— BEGIN GIVEN INFORMATION —
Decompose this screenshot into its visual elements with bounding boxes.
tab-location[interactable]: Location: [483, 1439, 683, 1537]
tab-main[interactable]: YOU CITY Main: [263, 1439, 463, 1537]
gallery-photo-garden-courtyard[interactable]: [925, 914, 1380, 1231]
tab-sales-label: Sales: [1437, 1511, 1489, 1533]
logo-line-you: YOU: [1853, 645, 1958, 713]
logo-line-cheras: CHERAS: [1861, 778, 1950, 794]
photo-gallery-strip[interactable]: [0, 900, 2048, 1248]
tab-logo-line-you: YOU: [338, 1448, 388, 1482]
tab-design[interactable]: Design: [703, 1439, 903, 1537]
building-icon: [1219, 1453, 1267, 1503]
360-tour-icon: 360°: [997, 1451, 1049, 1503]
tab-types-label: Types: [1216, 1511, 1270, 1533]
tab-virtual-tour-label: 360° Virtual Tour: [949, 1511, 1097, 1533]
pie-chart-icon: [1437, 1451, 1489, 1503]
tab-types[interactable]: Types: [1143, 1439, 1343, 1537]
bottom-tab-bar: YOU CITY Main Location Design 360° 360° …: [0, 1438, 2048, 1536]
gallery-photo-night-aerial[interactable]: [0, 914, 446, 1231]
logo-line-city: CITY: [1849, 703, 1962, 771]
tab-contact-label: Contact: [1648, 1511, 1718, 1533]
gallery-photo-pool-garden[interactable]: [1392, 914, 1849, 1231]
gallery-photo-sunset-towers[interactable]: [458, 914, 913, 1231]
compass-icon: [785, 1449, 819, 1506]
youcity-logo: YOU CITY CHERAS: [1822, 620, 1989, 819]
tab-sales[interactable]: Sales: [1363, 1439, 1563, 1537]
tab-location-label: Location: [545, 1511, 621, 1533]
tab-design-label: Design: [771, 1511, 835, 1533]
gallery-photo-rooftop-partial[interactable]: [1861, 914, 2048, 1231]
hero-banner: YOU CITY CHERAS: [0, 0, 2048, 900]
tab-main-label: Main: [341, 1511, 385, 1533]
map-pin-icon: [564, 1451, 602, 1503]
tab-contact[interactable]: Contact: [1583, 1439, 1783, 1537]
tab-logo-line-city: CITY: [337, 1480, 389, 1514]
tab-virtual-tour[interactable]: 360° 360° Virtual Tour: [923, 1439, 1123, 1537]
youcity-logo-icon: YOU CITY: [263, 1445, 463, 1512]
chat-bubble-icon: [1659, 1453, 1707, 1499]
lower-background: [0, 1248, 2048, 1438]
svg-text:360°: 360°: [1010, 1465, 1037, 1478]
— END GIVEN INFORMATION —
* OBJECTIVE: Reproduce every line of the records above word for word, without changing, adding, or leaving out anything.

* TASK ANSWER:
Decompose this screenshot into its visual elements with bounding boxes.
tab-location[interactable]: Location: [483, 1439, 683, 1537]
tab-main[interactable]: YOU CITY Main: [263, 1439, 463, 1537]
gallery-photo-garden-courtyard[interactable]: [925, 914, 1380, 1231]
tab-sales-label: Sales: [1437, 1511, 1489, 1533]
logo-line-you: YOU: [1853, 645, 1958, 713]
logo-line-cheras: CHERAS: [1861, 778, 1950, 794]
photo-gallery-strip[interactable]: [0, 900, 2048, 1248]
tab-logo-line-you: YOU: [338, 1448, 388, 1482]
tab-design[interactable]: Design: [703, 1439, 903, 1537]
building-icon: [1219, 1453, 1267, 1503]
360-tour-icon: 360°: [997, 1451, 1049, 1503]
tab-types-label: Types: [1216, 1511, 1270, 1533]
tab-virtual-tour-label: 360° Virtual Tour: [949, 1511, 1097, 1533]
pie-chart-icon: [1437, 1451, 1489, 1503]
tab-types[interactable]: Types: [1143, 1439, 1343, 1537]
bottom-tab-bar: YOU CITY Main Location Design 360° 360° …: [0, 1438, 2048, 1536]
gallery-photo-night-aerial[interactable]: [0, 914, 446, 1231]
logo-line-city: CITY: [1849, 703, 1962, 771]
tab-contact-label: Contact: [1648, 1511, 1718, 1533]
gallery-photo-pool-garden[interactable]: [1392, 914, 1849, 1231]
gallery-photo-sunset-towers[interactable]: [458, 914, 913, 1231]
compass-icon: [785, 1449, 819, 1506]
youcity-logo: YOU CITY CHERAS: [1822, 620, 1989, 819]
tab-sales[interactable]: Sales: [1363, 1439, 1563, 1537]
tab-location-label: Location: [545, 1511, 621, 1533]
tab-design-label: Design: [771, 1511, 835, 1533]
gallery-photo-rooftop-partial[interactable]: [1861, 914, 2048, 1231]
hero-banner: YOU CITY CHERAS: [0, 0, 2048, 900]
tab-main-label: Main: [341, 1511, 385, 1533]
map-pin-icon: [564, 1451, 602, 1503]
tab-contact[interactable]: Contact: [1583, 1439, 1783, 1537]
tab-logo-line-city: CITY: [337, 1480, 389, 1514]
tab-virtual-tour[interactable]: 360° 360° Virtual Tour: [923, 1439, 1123, 1537]
youcity-logo-icon: YOU CITY: [263, 1445, 463, 1512]
chat-bubble-icon: [1659, 1453, 1707, 1499]
lower-background: [0, 1248, 2048, 1438]
svg-text:360°: 360°: [1010, 1465, 1037, 1478]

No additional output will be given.